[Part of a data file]
--- start ---
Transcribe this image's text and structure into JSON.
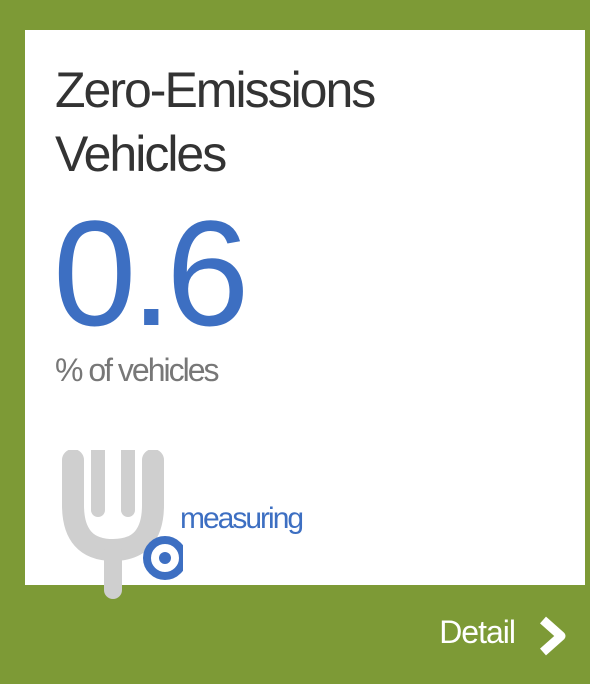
{
  "tile": {
    "title": "Zero-Emissions Vehicles",
    "value": 0.6,
    "unit": "% of vehicles",
    "status": "measuring",
    "link": "Detail"
  }
}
--- end ---
Task to carry out: Your task is to copy the entries in full and exactly, without any images.

Answer for this exercise:
Transcribe this image's text and structure into JSON.
{
  "tile": {
    "title": "Zero-Emissions Vehicles",
    "value": 0.6,
    "unit": "% of vehicles",
    "status": "measuring",
    "link": "Detail"
  }
}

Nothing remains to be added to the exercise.